Stored entries |
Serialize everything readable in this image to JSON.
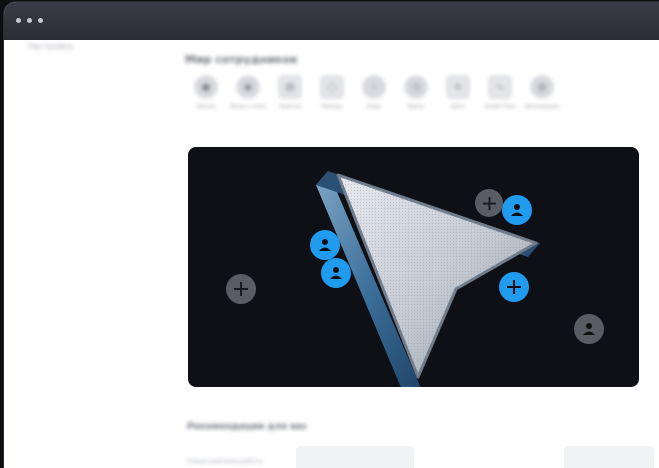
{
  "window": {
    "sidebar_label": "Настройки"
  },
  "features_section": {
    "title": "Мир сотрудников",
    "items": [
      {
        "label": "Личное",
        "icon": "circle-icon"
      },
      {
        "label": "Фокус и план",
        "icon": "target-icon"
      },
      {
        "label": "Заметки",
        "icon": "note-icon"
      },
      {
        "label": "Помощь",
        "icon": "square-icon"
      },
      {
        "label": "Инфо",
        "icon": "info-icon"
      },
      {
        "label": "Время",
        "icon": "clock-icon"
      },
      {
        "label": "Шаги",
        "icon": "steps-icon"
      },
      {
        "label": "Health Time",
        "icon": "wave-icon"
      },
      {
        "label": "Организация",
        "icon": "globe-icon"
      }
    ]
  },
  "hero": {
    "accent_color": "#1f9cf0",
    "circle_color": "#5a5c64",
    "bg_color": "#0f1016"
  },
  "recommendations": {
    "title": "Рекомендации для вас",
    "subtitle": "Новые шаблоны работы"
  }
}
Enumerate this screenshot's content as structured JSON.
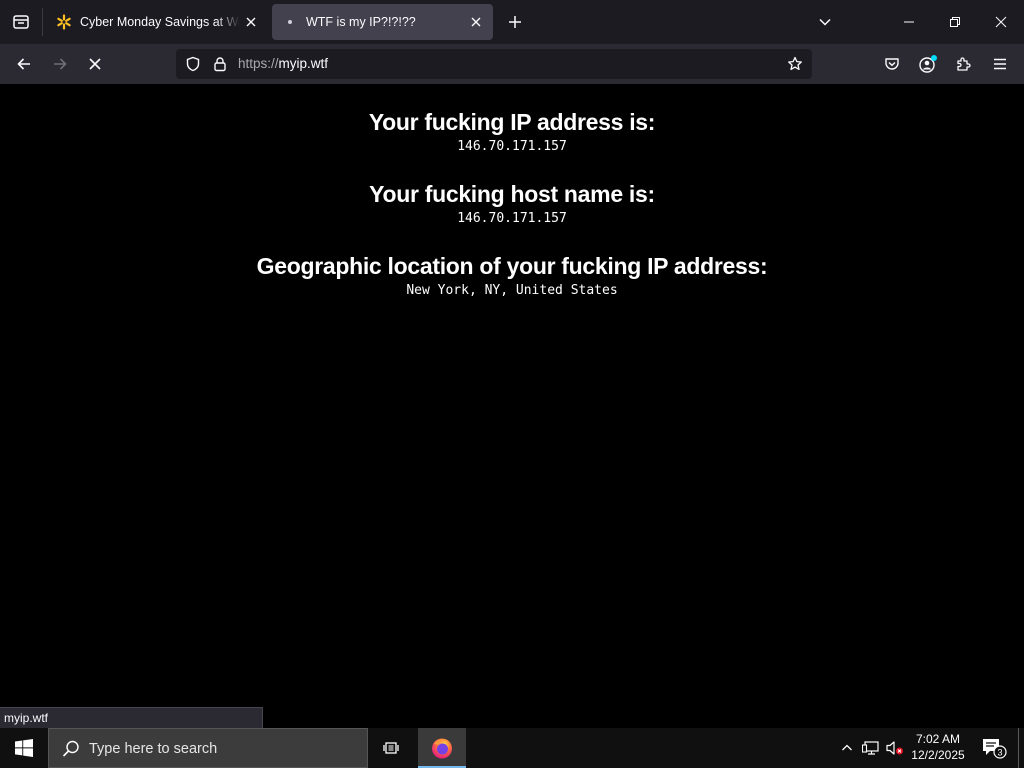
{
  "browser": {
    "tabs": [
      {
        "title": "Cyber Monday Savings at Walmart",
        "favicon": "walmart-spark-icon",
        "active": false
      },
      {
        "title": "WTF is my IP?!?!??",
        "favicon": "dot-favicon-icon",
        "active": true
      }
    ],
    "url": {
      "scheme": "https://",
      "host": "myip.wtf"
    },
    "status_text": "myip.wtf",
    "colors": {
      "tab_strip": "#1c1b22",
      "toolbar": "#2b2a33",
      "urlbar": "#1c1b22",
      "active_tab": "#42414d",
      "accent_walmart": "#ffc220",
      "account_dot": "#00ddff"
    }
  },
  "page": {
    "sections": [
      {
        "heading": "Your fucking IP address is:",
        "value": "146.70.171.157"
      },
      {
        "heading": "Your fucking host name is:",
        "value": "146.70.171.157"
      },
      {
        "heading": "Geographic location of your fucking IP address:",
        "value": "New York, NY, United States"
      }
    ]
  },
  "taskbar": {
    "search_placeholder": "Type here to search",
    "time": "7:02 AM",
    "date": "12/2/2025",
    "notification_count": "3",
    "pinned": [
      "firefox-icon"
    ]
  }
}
--
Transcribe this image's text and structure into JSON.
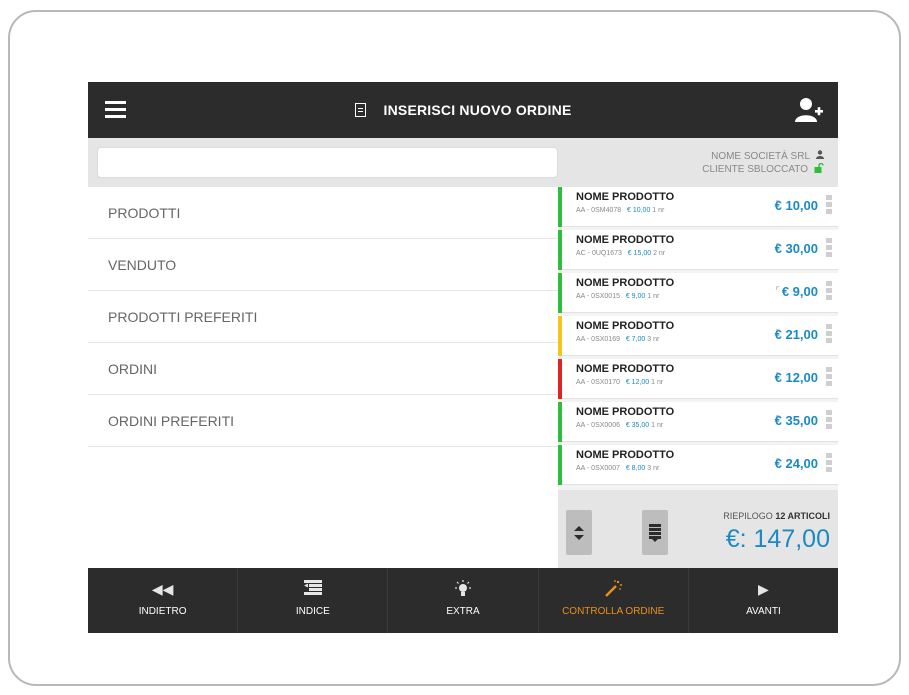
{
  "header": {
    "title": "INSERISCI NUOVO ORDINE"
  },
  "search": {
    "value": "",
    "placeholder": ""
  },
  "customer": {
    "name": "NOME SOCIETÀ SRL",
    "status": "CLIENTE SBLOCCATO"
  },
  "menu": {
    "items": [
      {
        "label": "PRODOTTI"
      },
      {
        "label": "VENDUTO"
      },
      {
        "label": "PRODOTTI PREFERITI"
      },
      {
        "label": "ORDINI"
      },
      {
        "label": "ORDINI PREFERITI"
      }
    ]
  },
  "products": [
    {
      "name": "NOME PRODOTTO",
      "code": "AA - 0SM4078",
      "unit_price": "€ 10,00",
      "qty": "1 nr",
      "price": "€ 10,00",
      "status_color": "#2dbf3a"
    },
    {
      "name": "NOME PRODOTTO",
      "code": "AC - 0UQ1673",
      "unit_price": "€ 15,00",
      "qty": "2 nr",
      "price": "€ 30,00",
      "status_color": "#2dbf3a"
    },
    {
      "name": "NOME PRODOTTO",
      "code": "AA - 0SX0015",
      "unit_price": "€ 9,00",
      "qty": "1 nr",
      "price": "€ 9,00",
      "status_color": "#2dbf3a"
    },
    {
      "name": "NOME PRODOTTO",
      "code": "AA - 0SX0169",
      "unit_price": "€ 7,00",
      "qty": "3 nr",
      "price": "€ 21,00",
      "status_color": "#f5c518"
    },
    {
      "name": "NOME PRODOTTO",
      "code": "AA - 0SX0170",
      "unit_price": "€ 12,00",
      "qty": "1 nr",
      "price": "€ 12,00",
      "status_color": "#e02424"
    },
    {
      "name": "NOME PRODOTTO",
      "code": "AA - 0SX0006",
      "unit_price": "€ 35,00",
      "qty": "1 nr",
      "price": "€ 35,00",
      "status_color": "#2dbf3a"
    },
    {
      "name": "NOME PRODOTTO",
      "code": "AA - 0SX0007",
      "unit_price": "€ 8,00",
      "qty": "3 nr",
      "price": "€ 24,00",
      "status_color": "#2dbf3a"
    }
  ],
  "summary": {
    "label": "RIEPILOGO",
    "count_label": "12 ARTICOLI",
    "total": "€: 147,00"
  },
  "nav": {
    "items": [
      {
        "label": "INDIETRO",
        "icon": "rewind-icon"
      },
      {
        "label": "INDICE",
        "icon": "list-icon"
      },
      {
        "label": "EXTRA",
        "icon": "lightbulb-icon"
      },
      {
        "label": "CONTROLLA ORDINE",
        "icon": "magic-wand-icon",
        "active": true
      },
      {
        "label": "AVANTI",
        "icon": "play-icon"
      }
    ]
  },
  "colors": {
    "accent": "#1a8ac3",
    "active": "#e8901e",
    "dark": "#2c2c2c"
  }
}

TO DO | Go through the preceding material and copy each line that has the word "heading".

THE REPLY |
        "heading": "Your fucking IP address is:",
        "heading": "Your fucking host name is:",
        "heading": "Geographic location of your fucking IP address:",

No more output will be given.